● **Data excerpts**:
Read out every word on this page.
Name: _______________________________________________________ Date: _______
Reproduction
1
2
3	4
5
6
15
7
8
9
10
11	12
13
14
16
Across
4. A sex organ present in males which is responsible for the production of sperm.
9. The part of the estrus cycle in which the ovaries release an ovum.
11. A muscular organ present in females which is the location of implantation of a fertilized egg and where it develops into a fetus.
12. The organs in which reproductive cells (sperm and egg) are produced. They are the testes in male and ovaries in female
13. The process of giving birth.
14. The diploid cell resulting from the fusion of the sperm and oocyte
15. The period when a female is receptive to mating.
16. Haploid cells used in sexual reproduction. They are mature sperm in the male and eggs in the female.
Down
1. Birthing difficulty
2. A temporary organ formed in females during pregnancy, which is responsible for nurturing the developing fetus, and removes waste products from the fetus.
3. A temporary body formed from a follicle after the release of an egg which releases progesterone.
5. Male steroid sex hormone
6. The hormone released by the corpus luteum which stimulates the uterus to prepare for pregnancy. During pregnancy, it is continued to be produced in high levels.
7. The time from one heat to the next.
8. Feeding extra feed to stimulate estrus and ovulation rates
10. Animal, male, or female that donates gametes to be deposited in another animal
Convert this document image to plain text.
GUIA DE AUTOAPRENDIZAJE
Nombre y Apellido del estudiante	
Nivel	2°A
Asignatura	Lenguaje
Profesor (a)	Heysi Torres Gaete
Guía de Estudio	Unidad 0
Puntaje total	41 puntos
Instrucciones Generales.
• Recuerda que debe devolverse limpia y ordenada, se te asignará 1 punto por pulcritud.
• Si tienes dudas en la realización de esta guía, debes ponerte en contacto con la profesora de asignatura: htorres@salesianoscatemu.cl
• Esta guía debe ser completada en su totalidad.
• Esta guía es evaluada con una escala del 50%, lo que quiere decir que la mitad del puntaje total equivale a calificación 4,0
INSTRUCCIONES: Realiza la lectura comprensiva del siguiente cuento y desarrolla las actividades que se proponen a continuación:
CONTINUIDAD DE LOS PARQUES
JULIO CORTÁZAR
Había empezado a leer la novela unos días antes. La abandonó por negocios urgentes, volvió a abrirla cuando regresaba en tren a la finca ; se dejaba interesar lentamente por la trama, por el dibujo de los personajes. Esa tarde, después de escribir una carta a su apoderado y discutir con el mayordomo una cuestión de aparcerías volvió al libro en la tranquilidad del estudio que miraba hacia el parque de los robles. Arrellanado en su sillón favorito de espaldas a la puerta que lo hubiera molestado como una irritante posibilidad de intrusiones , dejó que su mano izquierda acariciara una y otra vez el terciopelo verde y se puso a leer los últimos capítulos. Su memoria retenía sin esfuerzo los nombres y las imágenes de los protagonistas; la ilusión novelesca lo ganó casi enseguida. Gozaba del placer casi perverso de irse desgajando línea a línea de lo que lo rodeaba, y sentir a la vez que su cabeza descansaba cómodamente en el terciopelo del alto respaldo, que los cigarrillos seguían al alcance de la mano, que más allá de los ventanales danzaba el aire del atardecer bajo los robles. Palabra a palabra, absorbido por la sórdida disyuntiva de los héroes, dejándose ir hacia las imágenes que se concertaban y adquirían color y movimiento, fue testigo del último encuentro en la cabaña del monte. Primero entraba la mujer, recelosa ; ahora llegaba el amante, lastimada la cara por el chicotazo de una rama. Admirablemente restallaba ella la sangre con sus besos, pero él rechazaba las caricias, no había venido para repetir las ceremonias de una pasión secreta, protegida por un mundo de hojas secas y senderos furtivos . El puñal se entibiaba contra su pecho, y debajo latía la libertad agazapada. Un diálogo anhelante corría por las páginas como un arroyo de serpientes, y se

● **Aim of the exercise**:
Among the lines above, count those containing the word "pregnancy" and write only the number.

● **Result for this task**:
2